YOUR TASK: Copy out all of the material exactly.

Extracted data entries
--------------------
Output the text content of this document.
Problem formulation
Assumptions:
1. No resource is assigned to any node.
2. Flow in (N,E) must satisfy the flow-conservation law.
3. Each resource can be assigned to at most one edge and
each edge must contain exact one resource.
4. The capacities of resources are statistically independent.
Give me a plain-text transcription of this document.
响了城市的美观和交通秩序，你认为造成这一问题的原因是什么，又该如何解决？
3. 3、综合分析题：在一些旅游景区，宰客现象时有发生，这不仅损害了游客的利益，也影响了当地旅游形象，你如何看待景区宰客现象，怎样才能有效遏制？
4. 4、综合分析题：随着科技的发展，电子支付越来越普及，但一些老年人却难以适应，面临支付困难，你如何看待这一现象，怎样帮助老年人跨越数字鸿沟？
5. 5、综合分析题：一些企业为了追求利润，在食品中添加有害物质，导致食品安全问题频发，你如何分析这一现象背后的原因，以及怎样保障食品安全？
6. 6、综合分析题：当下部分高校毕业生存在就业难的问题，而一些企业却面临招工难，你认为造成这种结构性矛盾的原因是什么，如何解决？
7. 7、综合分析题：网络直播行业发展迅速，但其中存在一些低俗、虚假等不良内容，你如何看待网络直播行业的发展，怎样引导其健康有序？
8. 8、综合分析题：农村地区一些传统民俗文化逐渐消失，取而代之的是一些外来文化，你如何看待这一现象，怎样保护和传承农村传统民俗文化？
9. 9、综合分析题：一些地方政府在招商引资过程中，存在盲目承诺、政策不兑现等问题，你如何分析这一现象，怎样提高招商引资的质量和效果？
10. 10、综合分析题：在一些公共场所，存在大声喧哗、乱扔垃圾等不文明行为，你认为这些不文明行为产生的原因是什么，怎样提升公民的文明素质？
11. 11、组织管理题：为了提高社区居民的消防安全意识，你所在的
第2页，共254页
--------------------
RESULT BELOW:
Output the text content of this document.
Problem formulation
Assumptions:
1. No resource is assigned to any node.
2. Flow in (N,E) must satisfy the flow-conservation law.
3. Each resource can be assigned to at most one edge and
each edge must contain exact one resource.
4. The capacities of resources are statistically independent.
Give me a plain-text transcription of this document.
响了城市的美观和交通秩序，你认为造成这一问题的原因是什么，又该如何解决？
3. 3、综合分析题：在一些旅游景区，宰客现象时有发生，这不仅损害了游客的利益，也影响了当地旅游形象，你如何看待景区宰客现象，怎样才能有效遏制？
4. 4、综合分析题：随着科技的发展，电子支付越来越普及，但一些老年人却难以适应，面临支付困难，你如何看待这一现象，怎样帮助老年人跨越数字鸿沟？
5. 5、综合分析题：一些企业为了追求利润，在食品中添加有害物质，导致食品安全问题频发，你如何分析这一现象背后的原因，以及怎样保障食品安全？
6. 6、综合分析题：当下部分高校毕业生存在就业难的问题，而一些企业却面临招工难，你认为造成这种结构性矛盾的原因是什么，如何解决？
7. 7、综合分析题：网络直播行业发展迅速，但其中存在一些低俗、虚假等不良内容，你如何看待网络直播行业的发展，怎样引导其健康有序？
8. 8、综合分析题：农村地区一些传统民俗文化逐渐消失，取而代之的是一些外来文化，你如何看待这一现象，怎样保护和传承农村传统民俗文化？
9. 9、综合分析题：一些地方政府在招商引资过程中，存在盲目承诺、政策不兑现等问题，你如何分析这一现象，怎样提高招商引资的质量和效果？
10. 10、综合分析题：在一些公共场所，存在大声喧哗、乱扔垃圾等不文明行为，你认为这些不文明行为产生的原因是什么，怎样提升公民的文明素质？
11. 11、组织管理题：为了提高社区居民的消防安全意识，你所在的
第2页，共254页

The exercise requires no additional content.